Aim:
Omit the pictures and retype only the lines from the one containing "What does this" through the end of the listing, both ends included.

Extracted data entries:
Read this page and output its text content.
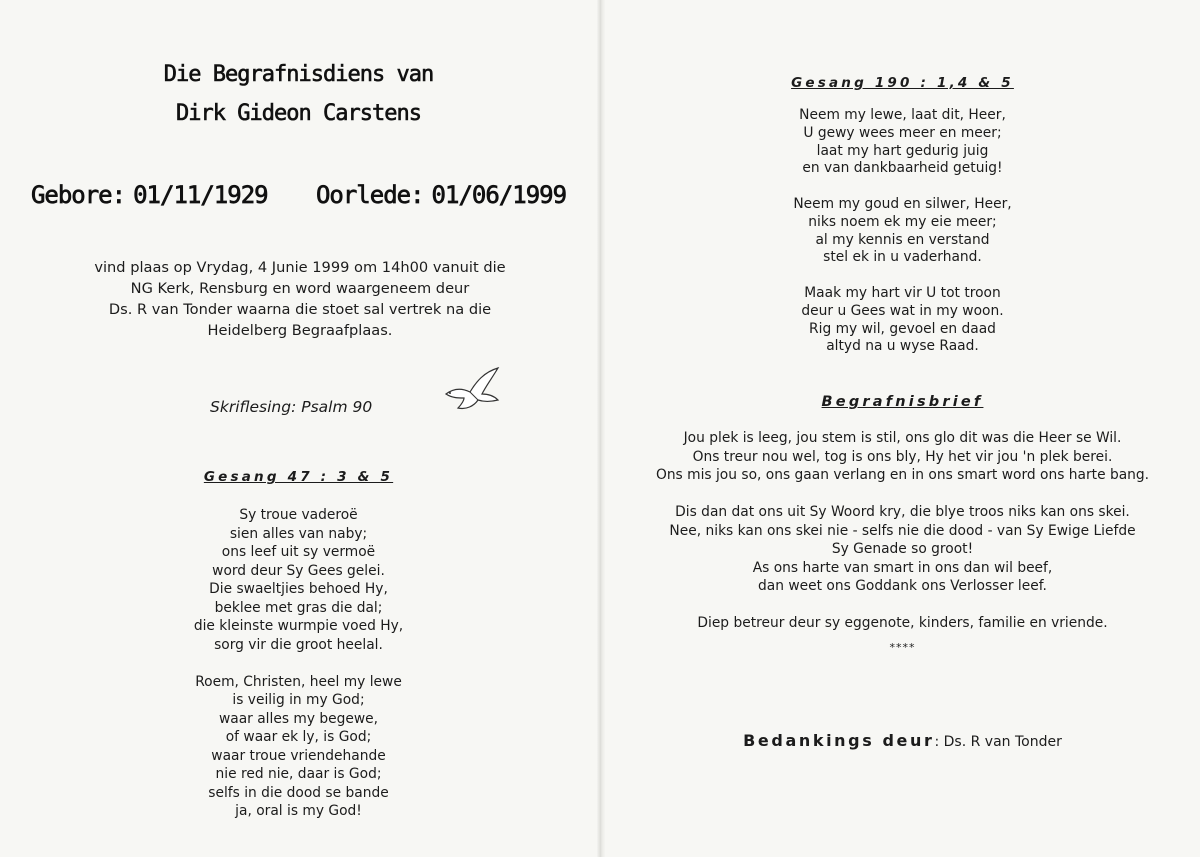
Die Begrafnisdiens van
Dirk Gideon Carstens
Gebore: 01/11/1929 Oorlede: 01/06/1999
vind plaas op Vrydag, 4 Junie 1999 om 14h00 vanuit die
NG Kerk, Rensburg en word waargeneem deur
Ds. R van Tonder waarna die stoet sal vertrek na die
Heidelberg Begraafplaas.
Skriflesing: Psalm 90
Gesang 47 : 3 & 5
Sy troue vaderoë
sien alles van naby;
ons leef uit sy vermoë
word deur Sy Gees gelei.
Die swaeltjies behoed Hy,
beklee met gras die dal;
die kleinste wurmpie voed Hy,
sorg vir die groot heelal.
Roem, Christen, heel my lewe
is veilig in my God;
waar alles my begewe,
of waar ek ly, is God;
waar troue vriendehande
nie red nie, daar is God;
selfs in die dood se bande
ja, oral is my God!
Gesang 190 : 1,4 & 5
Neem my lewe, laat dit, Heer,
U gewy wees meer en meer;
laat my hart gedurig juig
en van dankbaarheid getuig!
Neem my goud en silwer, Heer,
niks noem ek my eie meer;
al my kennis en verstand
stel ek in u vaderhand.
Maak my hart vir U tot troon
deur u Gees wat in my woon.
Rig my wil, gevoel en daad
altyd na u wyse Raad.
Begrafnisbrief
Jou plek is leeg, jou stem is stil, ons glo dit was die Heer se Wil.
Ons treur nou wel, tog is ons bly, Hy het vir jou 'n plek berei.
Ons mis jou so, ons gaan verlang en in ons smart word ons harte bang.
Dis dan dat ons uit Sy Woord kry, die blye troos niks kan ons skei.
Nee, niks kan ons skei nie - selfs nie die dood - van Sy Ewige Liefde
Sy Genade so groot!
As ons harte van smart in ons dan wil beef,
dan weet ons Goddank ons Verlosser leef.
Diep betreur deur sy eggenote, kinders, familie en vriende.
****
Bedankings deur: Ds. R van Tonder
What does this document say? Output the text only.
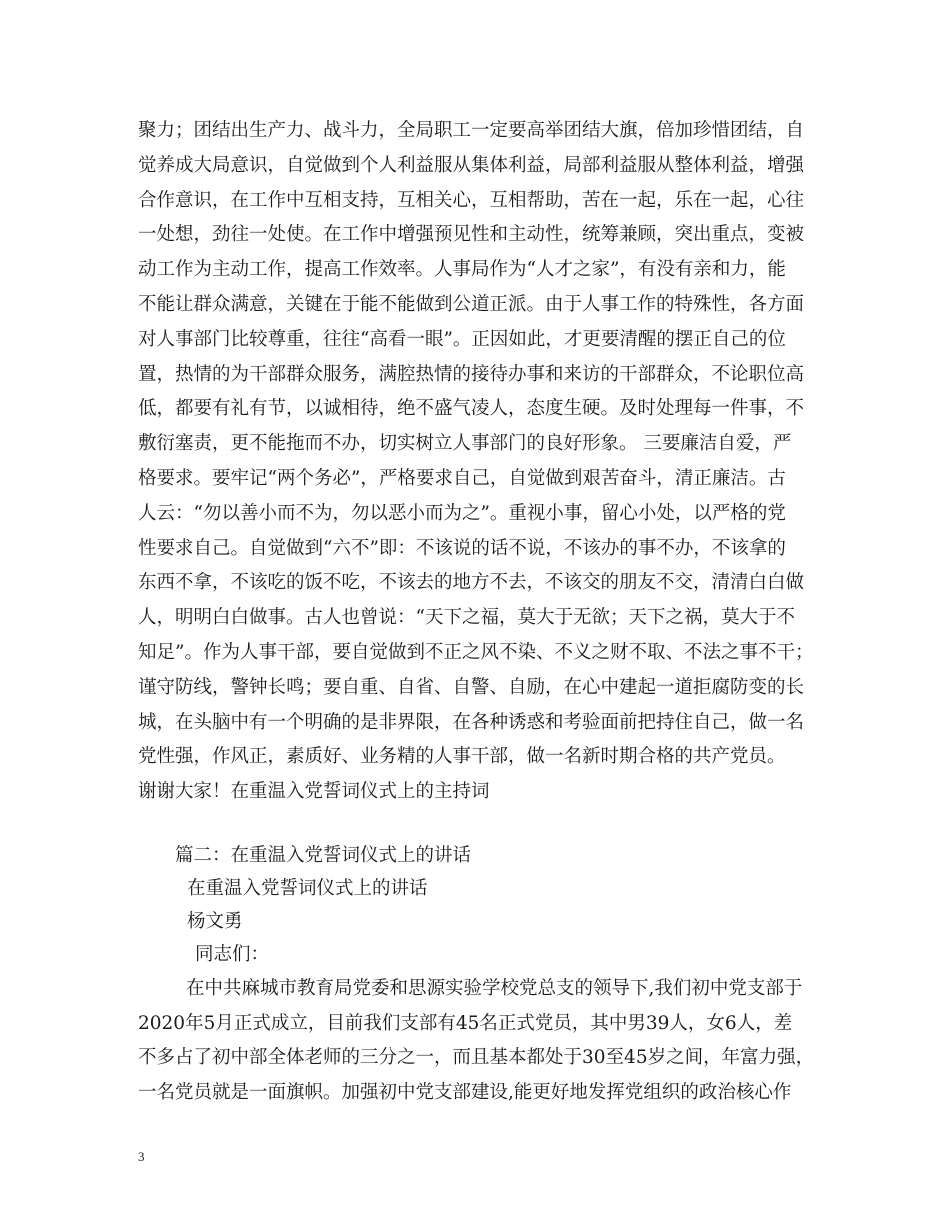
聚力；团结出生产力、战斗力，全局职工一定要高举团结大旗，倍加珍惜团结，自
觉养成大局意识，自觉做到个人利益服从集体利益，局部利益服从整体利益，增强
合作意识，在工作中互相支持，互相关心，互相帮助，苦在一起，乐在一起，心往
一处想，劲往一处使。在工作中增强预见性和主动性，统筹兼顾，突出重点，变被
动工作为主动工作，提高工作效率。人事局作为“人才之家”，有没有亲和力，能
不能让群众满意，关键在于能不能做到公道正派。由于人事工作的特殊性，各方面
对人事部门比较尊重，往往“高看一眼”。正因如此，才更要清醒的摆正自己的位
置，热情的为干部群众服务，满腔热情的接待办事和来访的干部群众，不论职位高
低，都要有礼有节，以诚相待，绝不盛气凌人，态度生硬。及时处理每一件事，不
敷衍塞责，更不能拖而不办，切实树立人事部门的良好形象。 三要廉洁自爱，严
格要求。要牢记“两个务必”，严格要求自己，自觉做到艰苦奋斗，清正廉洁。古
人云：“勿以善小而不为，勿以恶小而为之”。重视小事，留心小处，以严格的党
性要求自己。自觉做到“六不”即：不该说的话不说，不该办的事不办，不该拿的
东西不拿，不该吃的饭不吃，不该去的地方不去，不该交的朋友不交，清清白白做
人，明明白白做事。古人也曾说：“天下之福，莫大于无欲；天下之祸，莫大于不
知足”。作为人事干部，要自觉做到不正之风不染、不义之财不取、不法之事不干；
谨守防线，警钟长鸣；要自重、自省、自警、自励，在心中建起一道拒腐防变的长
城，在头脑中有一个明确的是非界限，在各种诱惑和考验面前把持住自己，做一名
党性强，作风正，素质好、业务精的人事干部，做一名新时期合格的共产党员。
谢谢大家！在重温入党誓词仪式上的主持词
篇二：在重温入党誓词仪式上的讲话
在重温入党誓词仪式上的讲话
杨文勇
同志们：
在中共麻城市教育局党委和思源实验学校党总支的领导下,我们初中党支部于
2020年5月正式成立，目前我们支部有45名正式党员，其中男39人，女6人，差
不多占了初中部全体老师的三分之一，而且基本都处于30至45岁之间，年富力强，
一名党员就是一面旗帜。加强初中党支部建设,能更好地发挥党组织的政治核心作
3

Complete answer:
What does this document say? Output the text only.
聚力；团结出生产力、战斗力，全局职工一定要高举团结大旗，倍加珍惜团结，自
觉养成大局意识，自觉做到个人利益服从集体利益，局部利益服从整体利益，增强
合作意识，在工作中互相支持，互相关心，互相帮助，苦在一起，乐在一起，心往
一处想，劲往一处使。在工作中增强预见性和主动性，统筹兼顾，突出重点，变被
动工作为主动工作，提高工作效率。人事局作为“人才之家”，有没有亲和力，能
不能让群众满意，关键在于能不能做到公道正派。由于人事工作的特殊性，各方面
对人事部门比较尊重，往往“高看一眼”。正因如此，才更要清醒的摆正自己的位
置，热情的为干部群众服务，满腔热情的接待办事和来访的干部群众，不论职位高
低，都要有礼有节，以诚相待，绝不盛气凌人，态度生硬。及时处理每一件事，不
敷衍塞责，更不能拖而不办，切实树立人事部门的良好形象。 三要廉洁自爱，严
格要求。要牢记“两个务必”，严格要求自己，自觉做到艰苦奋斗，清正廉洁。古
人云：“勿以善小而不为，勿以恶小而为之”。重视小事，留心小处，以严格的党
性要求自己。自觉做到“六不”即：不该说的话不说，不该办的事不办，不该拿的
东西不拿，不该吃的饭不吃，不该去的地方不去，不该交的朋友不交，清清白白做
人，明明白白做事。古人也曾说：“天下之福，莫大于无欲；天下之祸，莫大于不
知足”。作为人事干部，要自觉做到不正之风不染、不义之财不取、不法之事不干；
谨守防线，警钟长鸣；要自重、自省、自警、自励，在心中建起一道拒腐防变的长
城，在头脑中有一个明确的是非界限，在各种诱惑和考验面前把持住自己，做一名
党性强，作风正，素质好、业务精的人事干部，做一名新时期合格的共产党员。
谢谢大家！在重温入党誓词仪式上的主持词
篇二：在重温入党誓词仪式上的讲话
在重温入党誓词仪式上的讲话
杨文勇
同志们：
在中共麻城市教育局党委和思源实验学校党总支的领导下,我们初中党支部于
2020年5月正式成立，目前我们支部有45名正式党员，其中男39人，女6人，差
不多占了初中部全体老师的三分之一，而且基本都处于30至45岁之间，年富力强，
一名党员就是一面旗帜。加强初中党支部建设,能更好地发挥党组织的政治核心作
3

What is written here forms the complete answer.